*Problem requirements*.
Your task is to copy the listing exactly, with the pictures left out.

*Dataset rows*.
↓
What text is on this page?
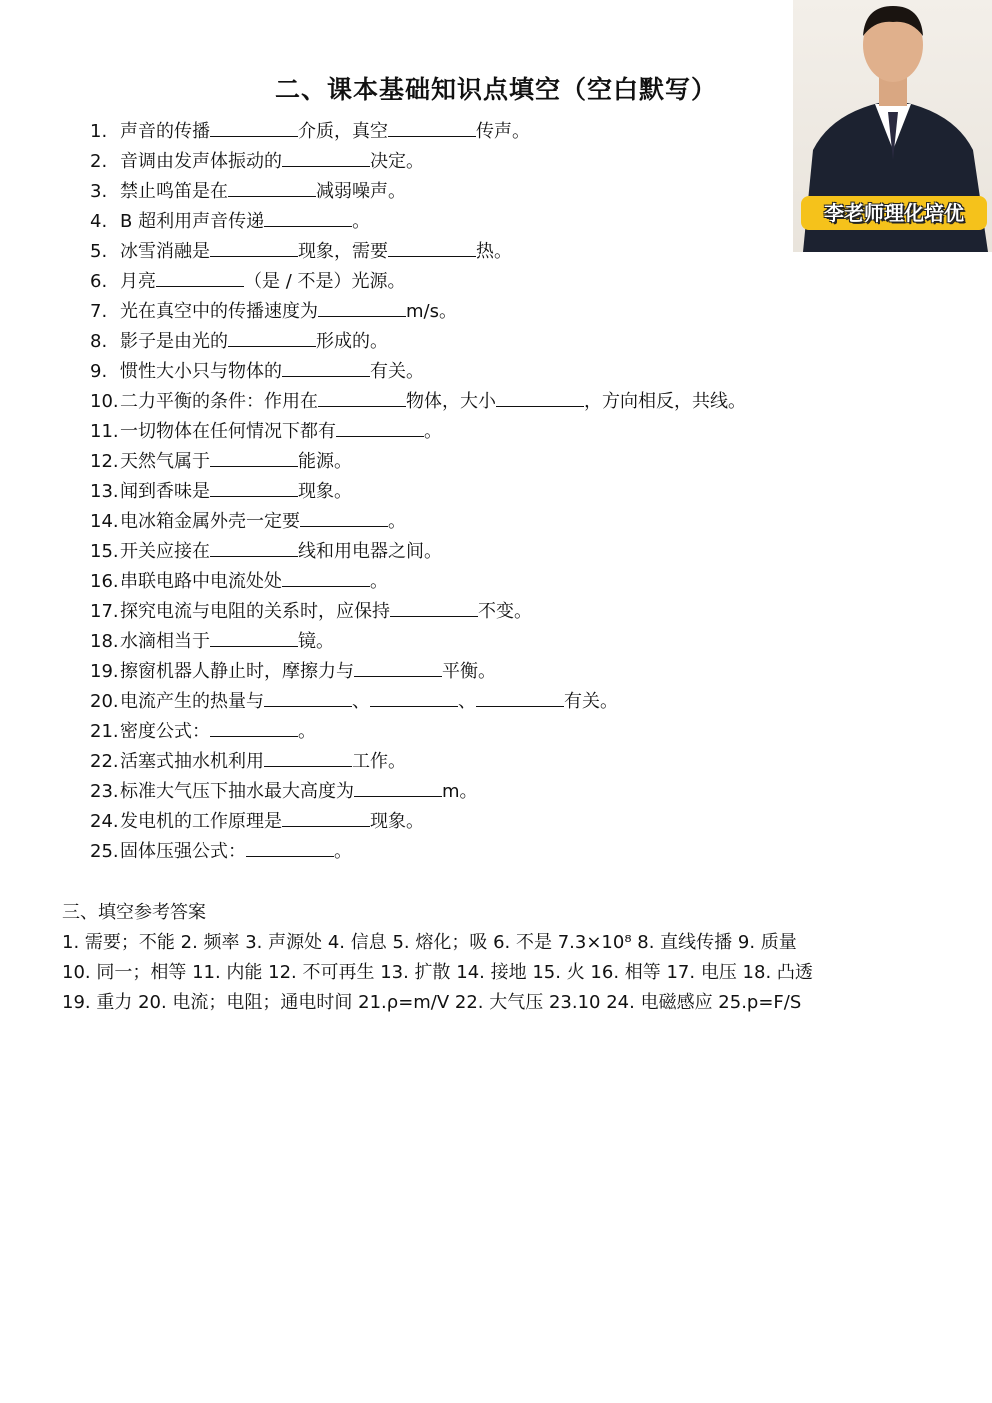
二、课本基础知识点填空（空白默写）
1. 声音的传播	介质，真空	传声。
2. 音调由发声体振动的	决定。
3. 禁止鸣笛是在	减弱噪声。
4. B 超利用声音传递	。
5. 冰雪消融是	现象，需要	热。
6. 月亮	（是 / 不是）光源。
7. 光在真空中的传播速度为	m/s。
8. 影子是由光的	形成的。
9. 惯性大小只与物体的	有关。
10.二力平衡的条件：作用在	物体，大小	，方向相反，共线。
11.一切物体在任何情况下都有	。
12.天然气属于	能源。
13.闻到香味是	现象。
14.电冰箱金属外壳一定要	。
15.开关应接在	线和用电器之间。
16.串联电路中电流处处	。
17.探究电流与电阻的关系时，应保持	不变。
18.水滴相当于	镜。
19.擦窗机器人静止时，摩擦力与	平衡。
20.电流产生的热量与	、	、	有关。
21.密度公式：	。
22.活塞式抽水机利用	工作。
23.标准大气压下抽水最大高度为	m。
24.发电机的工作原理是	现象。
25.固体压强公式：	。
三、填空参考答案
1. 需要；不能 2. 频率 3. 声源处 4. 信息 5. 熔化；吸 6. 不是 7.3×10⁸ 8. 直线传播 9. 质量
10. 同一；相等 11. 内能 12. 不可再生 13. 扩散 14. 接地 15. 火 16. 相等 17. 电压 18. 凸透
19. 重力 20. 电流；电阻；通电时间 21.ρ=m/V 22. 大气压 23.10 24. 电磁感应 25.p=F/S
李老师理化培优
↑
*Exercise output*.
What text is on this page?
二、课本基础知识点填空（空白默写）
1. 声音的传播	介质，真空	传声。
2. 音调由发声体振动的	决定。
3. 禁止鸣笛是在	减弱噪声。
4. B 超利用声音传递	。
5. 冰雪消融是	现象，需要	热。
6. 月亮	（是 / 不是）光源。
7. 光在真空中的传播速度为	m/s。
8. 影子是由光的	形成的。
9. 惯性大小只与物体的	有关。
10.二力平衡的条件：作用在	物体，大小	，方向相反，共线。
11.一切物体在任何情况下都有	。
12.天然气属于	能源。
13.闻到香味是	现象。
14.电冰箱金属外壳一定要	。
15.开关应接在	线和用电器之间。
16.串联电路中电流处处	。
17.探究电流与电阻的关系时，应保持	不变。
18.水滴相当于	镜。
19.擦窗机器人静止时，摩擦力与	平衡。
20.电流产生的热量与	、	、	有关。
21.密度公式：	。
22.活塞式抽水机利用	工作。
23.标准大气压下抽水最大高度为	m。
24.发电机的工作原理是	现象。
25.固体压强公式：	。
三、填空参考答案
1. 需要；不能 2. 频率 3. 声源处 4. 信息 5. 熔化；吸 6. 不是 7.3×10⁸ 8. 直线传播 9. 质量
10. 同一；相等 11. 内能 12. 不可再生 13. 扩散 14. 接地 15. 火 16. 相等 17. 电压 18. 凸透
19. 重力 20. 电流；电阻；通电时间 21.ρ=m/V 22. 大气压 23.10 24. 电磁感应 25.p=F/S
李老师理化培优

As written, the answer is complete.